## The data
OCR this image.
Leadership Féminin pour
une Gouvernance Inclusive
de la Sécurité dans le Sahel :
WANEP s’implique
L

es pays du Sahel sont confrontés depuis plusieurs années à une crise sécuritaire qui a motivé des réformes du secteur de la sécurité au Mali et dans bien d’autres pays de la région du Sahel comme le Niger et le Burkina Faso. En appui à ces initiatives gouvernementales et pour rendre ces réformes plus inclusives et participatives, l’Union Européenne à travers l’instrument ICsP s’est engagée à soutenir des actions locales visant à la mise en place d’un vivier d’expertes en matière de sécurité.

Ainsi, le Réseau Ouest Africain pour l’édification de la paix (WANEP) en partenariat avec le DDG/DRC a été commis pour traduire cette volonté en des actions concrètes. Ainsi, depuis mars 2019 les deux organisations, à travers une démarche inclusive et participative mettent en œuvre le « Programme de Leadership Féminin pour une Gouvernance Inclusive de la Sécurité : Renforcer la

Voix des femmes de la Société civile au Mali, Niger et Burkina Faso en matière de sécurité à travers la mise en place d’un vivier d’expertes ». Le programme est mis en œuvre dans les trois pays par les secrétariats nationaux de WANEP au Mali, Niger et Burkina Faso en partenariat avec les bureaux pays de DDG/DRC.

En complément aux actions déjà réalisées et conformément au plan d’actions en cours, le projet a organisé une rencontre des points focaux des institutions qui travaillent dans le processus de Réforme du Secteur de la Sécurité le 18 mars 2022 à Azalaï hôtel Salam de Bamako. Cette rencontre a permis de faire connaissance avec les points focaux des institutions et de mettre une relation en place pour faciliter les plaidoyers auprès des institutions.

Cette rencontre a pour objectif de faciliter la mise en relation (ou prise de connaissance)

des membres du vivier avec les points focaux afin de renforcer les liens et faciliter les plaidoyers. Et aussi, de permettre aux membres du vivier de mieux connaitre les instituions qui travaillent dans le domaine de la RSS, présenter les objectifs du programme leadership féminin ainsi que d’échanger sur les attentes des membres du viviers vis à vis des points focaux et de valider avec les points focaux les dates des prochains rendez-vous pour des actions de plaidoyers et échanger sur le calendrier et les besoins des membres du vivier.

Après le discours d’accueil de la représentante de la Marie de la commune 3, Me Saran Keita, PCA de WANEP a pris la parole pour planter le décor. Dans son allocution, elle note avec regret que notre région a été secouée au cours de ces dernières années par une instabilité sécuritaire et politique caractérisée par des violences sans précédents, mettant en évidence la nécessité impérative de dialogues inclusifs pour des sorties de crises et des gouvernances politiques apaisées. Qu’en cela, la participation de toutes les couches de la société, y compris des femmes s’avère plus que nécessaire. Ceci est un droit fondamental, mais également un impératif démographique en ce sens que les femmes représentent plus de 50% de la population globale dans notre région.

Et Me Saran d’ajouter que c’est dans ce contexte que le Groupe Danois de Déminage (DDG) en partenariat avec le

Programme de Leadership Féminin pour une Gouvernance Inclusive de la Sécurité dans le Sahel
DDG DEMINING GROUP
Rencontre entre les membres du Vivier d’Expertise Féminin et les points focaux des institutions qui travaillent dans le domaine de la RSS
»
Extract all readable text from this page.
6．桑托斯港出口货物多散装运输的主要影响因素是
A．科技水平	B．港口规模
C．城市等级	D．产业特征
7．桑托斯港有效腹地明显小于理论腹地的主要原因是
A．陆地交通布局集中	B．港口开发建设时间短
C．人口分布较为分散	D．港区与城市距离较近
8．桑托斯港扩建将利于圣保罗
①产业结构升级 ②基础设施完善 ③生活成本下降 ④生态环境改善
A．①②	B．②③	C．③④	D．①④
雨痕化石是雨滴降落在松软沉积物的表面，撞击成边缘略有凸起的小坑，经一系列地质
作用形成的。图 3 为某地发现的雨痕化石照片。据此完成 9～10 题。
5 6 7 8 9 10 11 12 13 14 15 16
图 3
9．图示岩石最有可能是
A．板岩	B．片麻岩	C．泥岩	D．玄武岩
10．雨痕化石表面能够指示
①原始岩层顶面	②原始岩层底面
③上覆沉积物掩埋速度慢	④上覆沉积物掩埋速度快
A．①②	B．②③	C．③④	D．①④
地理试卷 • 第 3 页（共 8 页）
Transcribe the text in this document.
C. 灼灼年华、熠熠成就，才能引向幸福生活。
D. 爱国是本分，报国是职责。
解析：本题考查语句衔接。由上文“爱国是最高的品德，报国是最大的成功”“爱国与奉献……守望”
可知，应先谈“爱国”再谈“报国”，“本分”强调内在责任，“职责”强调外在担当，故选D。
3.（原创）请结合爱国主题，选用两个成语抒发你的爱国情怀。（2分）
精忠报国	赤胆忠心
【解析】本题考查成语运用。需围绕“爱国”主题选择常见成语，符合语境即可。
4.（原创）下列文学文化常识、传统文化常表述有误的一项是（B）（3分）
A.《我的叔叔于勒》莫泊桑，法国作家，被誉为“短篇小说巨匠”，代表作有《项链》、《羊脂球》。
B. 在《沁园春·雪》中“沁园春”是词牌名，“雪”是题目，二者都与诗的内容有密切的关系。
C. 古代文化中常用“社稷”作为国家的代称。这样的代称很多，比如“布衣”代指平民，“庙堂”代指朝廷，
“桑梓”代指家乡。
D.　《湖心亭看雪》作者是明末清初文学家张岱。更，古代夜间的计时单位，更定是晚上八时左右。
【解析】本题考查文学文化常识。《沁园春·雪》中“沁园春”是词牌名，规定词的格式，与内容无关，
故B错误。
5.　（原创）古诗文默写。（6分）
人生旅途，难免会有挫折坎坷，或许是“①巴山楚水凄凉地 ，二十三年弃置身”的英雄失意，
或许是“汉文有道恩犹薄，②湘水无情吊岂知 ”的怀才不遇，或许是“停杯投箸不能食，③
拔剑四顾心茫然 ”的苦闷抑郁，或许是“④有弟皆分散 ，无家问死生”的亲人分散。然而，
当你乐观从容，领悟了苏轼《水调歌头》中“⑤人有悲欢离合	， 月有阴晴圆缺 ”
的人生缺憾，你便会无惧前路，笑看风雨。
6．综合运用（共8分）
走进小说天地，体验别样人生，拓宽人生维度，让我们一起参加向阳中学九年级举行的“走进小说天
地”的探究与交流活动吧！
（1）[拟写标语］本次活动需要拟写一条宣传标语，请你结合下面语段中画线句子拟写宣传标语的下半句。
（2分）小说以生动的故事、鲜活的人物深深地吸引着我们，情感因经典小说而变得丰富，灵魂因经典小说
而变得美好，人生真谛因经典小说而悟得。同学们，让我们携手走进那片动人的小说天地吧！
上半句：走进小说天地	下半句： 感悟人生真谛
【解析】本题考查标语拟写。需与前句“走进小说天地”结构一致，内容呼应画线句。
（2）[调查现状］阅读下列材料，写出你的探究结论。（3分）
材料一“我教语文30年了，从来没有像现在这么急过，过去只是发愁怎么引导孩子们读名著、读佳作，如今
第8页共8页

## Problem description
Extract each line of the listing above, copying it word for word.

## Worked solution
OCR this image.
Leadership Féminin pour
une Gouvernance Inclusive
de la Sécurité dans le Sahel :
WANEP s’implique
L

es pays du Sahel sont confrontés depuis plusieurs années à une crise sécuritaire qui a motivé des réformes du secteur de la sécurité au Mali et dans bien d’autres pays de la région du Sahel comme le Niger et le Burkina Faso. En appui à ces initiatives gouvernementales et pour rendre ces réformes plus inclusives et participatives, l’Union Européenne à travers l’instrument ICsP s’est engagée à soutenir des actions locales visant à la mise en place d’un vivier d’expertes en matière de sécurité.

Ainsi, le Réseau Ouest Africain pour l’édification de la paix (WANEP) en partenariat avec le DDG/DRC a été commis pour traduire cette volonté en des actions concrètes. Ainsi, depuis mars 2019 les deux organisations, à travers une démarche inclusive et participative mettent en œuvre le « Programme de Leadership Féminin pour une Gouvernance Inclusive de la Sécurité : Renforcer la

Voix des femmes de la Société civile au Mali, Niger et Burkina Faso en matière de sécurité à travers la mise en place d’un vivier d’expertes ». Le programme est mis en œuvre dans les trois pays par les secrétariats nationaux de WANEP au Mali, Niger et Burkina Faso en partenariat avec les bureaux pays de DDG/DRC.

En complément aux actions déjà réalisées et conformément au plan d’actions en cours, le projet a organisé une rencontre des points focaux des institutions qui travaillent dans le processus de Réforme du Secteur de la Sécurité le 18 mars 2022 à Azalaï hôtel Salam de Bamako. Cette rencontre a permis de faire connaissance avec les points focaux des institutions et de mettre une relation en place pour faciliter les plaidoyers auprès des institutions.

Cette rencontre a pour objectif de faciliter la mise en relation (ou prise de connaissance)

des membres du vivier avec les points focaux afin de renforcer les liens et faciliter les plaidoyers. Et aussi, de permettre aux membres du vivier de mieux connaitre les instituions qui travaillent dans le domaine de la RSS, présenter les objectifs du programme leadership féminin ainsi que d’échanger sur les attentes des membres du viviers vis à vis des points focaux et de valider avec les points focaux les dates des prochains rendez-vous pour des actions de plaidoyers et échanger sur le calendrier et les besoins des membres du vivier.

Après le discours d’accueil de la représentante de la Marie de la commune 3, Me Saran Keita, PCA de WANEP a pris la parole pour planter le décor. Dans son allocution, elle note avec regret que notre région a été secouée au cours de ces dernières années par une instabilité sécuritaire et politique caractérisée par des violences sans précédents, mettant en évidence la nécessité impérative de dialogues inclusifs pour des sorties de crises et des gouvernances politiques apaisées. Qu’en cela, la participation de toutes les couches de la société, y compris des femmes s’avère plus que nécessaire. Ceci est un droit fondamental, mais également un impératif démographique en ce sens que les femmes représentent plus de 50% de la population globale dans notre région.

Et Me Saran d’ajouter que c’est dans ce contexte que le Groupe Danois de Déminage (DDG) en partenariat avec le

Programme de Leadership Féminin pour une Gouvernance Inclusive de la Sécurité dans le Sahel
DDG DEMINING GROUP
Rencontre entre les membres du Vivier d’Expertise Féminin et les points focaux des institutions qui travaillent dans le domaine de la RSS
»
Extract all readable text from this page.
6．桑托斯港出口货物多散装运输的主要影响因素是
A．科技水平	B．港口规模
C．城市等级	D．产业特征
7．桑托斯港有效腹地明显小于理论腹地的主要原因是
A．陆地交通布局集中	B．港口开发建设时间短
C．人口分布较为分散	D．港区与城市距离较近
8．桑托斯港扩建将利于圣保罗
①产业结构升级 ②基础设施完善 ③生活成本下降 ④生态环境改善
A．①②	B．②③	C．③④	D．①④
雨痕化石是雨滴降落在松软沉积物的表面，撞击成边缘略有凸起的小坑，经一系列地质
作用形成的。图 3 为某地发现的雨痕化石照片。据此完成 9～10 题。
5 6 7 8 9 10 11 12 13 14 15 16
图 3
9．图示岩石最有可能是
A．板岩	B．片麻岩	C．泥岩	D．玄武岩
10．雨痕化石表面能够指示
①原始岩层顶面	②原始岩层底面
③上覆沉积物掩埋速度慢	④上覆沉积物掩埋速度快
A．①②	B．②③	C．③④	D．①④
地理试卷 • 第 3 页（共 8 页）
Transcribe the text in this document.
C. 灼灼年华、熠熠成就，才能引向幸福生活。
D. 爱国是本分，报国是职责。
解析：本题考查语句衔接。由上文“爱国是最高的品德，报国是最大的成功”“爱国与奉献……守望”
可知，应先谈“爱国”再谈“报国”，“本分”强调内在责任，“职责”强调外在担当，故选D。
3.（原创）请结合爱国主题，选用两个成语抒发你的爱国情怀。（2分）
精忠报国	赤胆忠心
【解析】本题考查成语运用。需围绕“爱国”主题选择常见成语，符合语境即可。
4.（原创）下列文学文化常识、传统文化常表述有误的一项是（B）（3分）
A.《我的叔叔于勒》莫泊桑，法国作家，被誉为“短篇小说巨匠”，代表作有《项链》、《羊脂球》。
B. 在《沁园春·雪》中“沁园春”是词牌名，“雪”是题目，二者都与诗的内容有密切的关系。
C. 古代文化中常用“社稷”作为国家的代称。这样的代称很多，比如“布衣”代指平民，“庙堂”代指朝廷，
“桑梓”代指家乡。
D.　《湖心亭看雪》作者是明末清初文学家张岱。更，古代夜间的计时单位，更定是晚上八时左右。
【解析】本题考查文学文化常识。《沁园春·雪》中“沁园春”是词牌名，规定词的格式，与内容无关，
故B错误。
5.　（原创）古诗文默写。（6分）
人生旅途，难免会有挫折坎坷，或许是“①巴山楚水凄凉地 ，二十三年弃置身”的英雄失意，
或许是“汉文有道恩犹薄，②湘水无情吊岂知 ”的怀才不遇，或许是“停杯投箸不能食，③
拔剑四顾心茫然 ”的苦闷抑郁，或许是“④有弟皆分散 ，无家问死生”的亲人分散。然而，
当你乐观从容，领悟了苏轼《水调歌头》中“⑤人有悲欢离合	， 月有阴晴圆缺 ”
的人生缺憾，你便会无惧前路，笑看风雨。
6．综合运用（共8分）
走进小说天地，体验别样人生，拓宽人生维度，让我们一起参加向阳中学九年级举行的“走进小说天
地”的探究与交流活动吧！
（1）[拟写标语］本次活动需要拟写一条宣传标语，请你结合下面语段中画线句子拟写宣传标语的下半句。
（2分）小说以生动的故事、鲜活的人物深深地吸引着我们，情感因经典小说而变得丰富，灵魂因经典小说
而变得美好，人生真谛因经典小说而悟得。同学们，让我们携手走进那片动人的小说天地吧！
上半句：走进小说天地	下半句： 感悟人生真谛
【解析】本题考查标语拟写。需与前句“走进小说天地”结构一致，内容呼应画线句。
（2）[调查现状］阅读下列材料，写出你的探究结论。（3分）
材料一“我教语文30年了，从来没有像现在这么急过，过去只是发愁怎么引导孩子们读名著、读佳作，如今
第8页共8页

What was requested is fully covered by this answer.